[Excerpt from a dataset]
--- Start ---

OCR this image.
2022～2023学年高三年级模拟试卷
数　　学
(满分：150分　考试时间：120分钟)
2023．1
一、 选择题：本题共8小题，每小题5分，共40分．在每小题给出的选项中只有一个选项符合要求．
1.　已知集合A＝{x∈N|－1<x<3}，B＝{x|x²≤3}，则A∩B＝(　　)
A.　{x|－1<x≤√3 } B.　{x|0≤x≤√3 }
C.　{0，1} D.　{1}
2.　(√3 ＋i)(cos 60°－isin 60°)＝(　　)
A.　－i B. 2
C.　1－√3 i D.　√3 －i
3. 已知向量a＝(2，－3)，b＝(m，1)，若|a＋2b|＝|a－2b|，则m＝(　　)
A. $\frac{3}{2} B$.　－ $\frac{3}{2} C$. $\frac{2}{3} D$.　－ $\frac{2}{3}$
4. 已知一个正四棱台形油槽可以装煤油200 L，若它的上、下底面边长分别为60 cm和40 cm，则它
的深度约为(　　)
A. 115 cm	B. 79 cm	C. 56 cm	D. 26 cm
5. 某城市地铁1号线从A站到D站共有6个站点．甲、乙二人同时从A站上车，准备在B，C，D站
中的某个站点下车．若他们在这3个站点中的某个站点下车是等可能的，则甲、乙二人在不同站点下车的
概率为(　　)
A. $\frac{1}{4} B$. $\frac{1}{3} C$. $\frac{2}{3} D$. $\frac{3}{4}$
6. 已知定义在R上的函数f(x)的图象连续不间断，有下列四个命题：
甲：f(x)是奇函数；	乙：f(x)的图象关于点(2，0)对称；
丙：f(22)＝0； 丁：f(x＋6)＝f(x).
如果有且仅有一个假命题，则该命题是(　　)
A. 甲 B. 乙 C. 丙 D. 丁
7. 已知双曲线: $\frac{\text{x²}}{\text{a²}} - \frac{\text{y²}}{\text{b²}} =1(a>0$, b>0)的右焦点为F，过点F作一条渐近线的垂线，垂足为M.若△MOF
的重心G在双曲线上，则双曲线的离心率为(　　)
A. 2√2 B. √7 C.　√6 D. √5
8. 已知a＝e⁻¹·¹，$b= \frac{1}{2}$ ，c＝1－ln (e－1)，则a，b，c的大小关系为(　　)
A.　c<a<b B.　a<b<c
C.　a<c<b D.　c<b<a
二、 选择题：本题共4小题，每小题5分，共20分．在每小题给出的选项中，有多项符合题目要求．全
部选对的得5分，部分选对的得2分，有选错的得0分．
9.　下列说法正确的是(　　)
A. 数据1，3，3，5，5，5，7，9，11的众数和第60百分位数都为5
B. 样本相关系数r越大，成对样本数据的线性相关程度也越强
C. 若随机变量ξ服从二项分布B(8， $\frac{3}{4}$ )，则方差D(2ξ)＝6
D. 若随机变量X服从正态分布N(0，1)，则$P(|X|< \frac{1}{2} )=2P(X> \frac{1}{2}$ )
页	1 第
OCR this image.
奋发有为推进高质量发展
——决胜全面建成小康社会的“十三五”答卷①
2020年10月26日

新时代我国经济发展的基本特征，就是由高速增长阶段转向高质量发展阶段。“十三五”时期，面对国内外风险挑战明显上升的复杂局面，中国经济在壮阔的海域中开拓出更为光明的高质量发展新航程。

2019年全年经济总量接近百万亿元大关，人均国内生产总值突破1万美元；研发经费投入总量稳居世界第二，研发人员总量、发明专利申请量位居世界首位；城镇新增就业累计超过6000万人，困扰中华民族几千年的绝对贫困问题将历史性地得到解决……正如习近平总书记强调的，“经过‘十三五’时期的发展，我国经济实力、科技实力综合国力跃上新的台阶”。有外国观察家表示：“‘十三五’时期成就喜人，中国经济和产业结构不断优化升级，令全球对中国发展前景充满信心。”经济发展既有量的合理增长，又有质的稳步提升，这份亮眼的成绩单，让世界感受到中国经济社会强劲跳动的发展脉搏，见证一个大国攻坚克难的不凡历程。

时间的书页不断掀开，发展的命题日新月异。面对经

--- End ---

**TASK OBJECTIVE**.
Give back the whole listing, word for word.

**EXERCISE ANSWER**.
OCR this image.
2022～2023学年高三年级模拟试卷
数　　学
(满分：150分　考试时间：120分钟)
2023．1
一、 选择题：本题共8小题，每小题5分，共40分．在每小题给出的选项中只有一个选项符合要求．
1.　已知集合A＝{x∈N|－1<x<3}，B＝{x|x²≤3}，则A∩B＝(　　)
A.　{x|－1<x≤√3 } B.　{x|0≤x≤√3 }
C.　{0，1} D.　{1}
2.　(√3 ＋i)(cos 60°－isin 60°)＝(　　)
A.　－i B. 2
C.　1－√3 i D.　√3 －i
3. 已知向量a＝(2，－3)，b＝(m，1)，若|a＋2b|＝|a－2b|，则m＝(　　)
A. $\frac{3}{2} B$.　－ $\frac{3}{2} C$. $\frac{2}{3} D$.　－ $\frac{2}{3}$
4. 已知一个正四棱台形油槽可以装煤油200 L，若它的上、下底面边长分别为60 cm和40 cm，则它
的深度约为(　　)
A. 115 cm	B. 79 cm	C. 56 cm	D. 26 cm
5. 某城市地铁1号线从A站到D站共有6个站点．甲、乙二人同时从A站上车，准备在B，C，D站
中的某个站点下车．若他们在这3个站点中的某个站点下车是等可能的，则甲、乙二人在不同站点下车的
概率为(　　)
A. $\frac{1}{4} B$. $\frac{1}{3} C$. $\frac{2}{3} D$. $\frac{3}{4}$
6. 已知定义在R上的函数f(x)的图象连续不间断，有下列四个命题：
甲：f(x)是奇函数；	乙：f(x)的图象关于点(2，0)对称；
丙：f(22)＝0； 丁：f(x＋6)＝f(x).
如果有且仅有一个假命题，则该命题是(　　)
A. 甲 B. 乙 C. 丙 D. 丁
7. 已知双曲线: $\frac{\text{x²}}{\text{a²}} - \frac{\text{y²}}{\text{b²}} =1(a>0$, b>0)的右焦点为F，过点F作一条渐近线的垂线，垂足为M.若△MOF
的重心G在双曲线上，则双曲线的离心率为(　　)
A. 2√2 B. √7 C.　√6 D. √5
8. 已知a＝e⁻¹·¹，$b= \frac{1}{2}$ ，c＝1－ln (e－1)，则a，b，c的大小关系为(　　)
A.　c<a<b B.　a<b<c
C.　a<c<b D.　c<b<a
二、 选择题：本题共4小题，每小题5分，共20分．在每小题给出的选项中，有多项符合题目要求．全
部选对的得5分，部分选对的得2分，有选错的得0分．
9.　下列说法正确的是(　　)
A. 数据1，3，3，5，5，5，7，9，11的众数和第60百分位数都为5
B. 样本相关系数r越大，成对样本数据的线性相关程度也越强
C. 若随机变量ξ服从二项分布B(8， $\frac{3}{4}$ )，则方差D(2ξ)＝6
D. 若随机变量X服从正态分布N(0，1)，则$P(|X|< \frac{1}{2} )=2P(X> \frac{1}{2}$ )
页	1 第
OCR this image.
奋发有为推进高质量发展
——决胜全面建成小康社会的“十三五”答卷①
2020年10月26日

新时代我国经济发展的基本特征，就是由高速增长阶段转向高质量发展阶段。“十三五”时期，面对国内外风险挑战明显上升的复杂局面，中国经济在壮阔的海域中开拓出更为光明的高质量发展新航程。

2019年全年经济总量接近百万亿元大关，人均国内生产总值突破1万美元；研发经费投入总量稳居世界第二，研发人员总量、发明专利申请量位居世界首位；城镇新增就业累计超过6000万人，困扰中华民族几千年的绝对贫困问题将历史性地得到解决……正如习近平总书记强调的，“经过‘十三五’时期的发展，我国经济实力、科技实力综合国力跃上新的台阶”。有外国观察家表示：“‘十三五’时期成就喜人，中国经济和产业结构不断优化升级，令全球对中国发展前景充满信心。”经济发展既有量的合理增长，又有质的稳步提升，这份亮眼的成绩单，让世界感受到中国经济社会强劲跳动的发展脉搏，见证一个大国攻坚克难的不凡历程。

时间的书页不断掀开，发展的命题日新月异。面对经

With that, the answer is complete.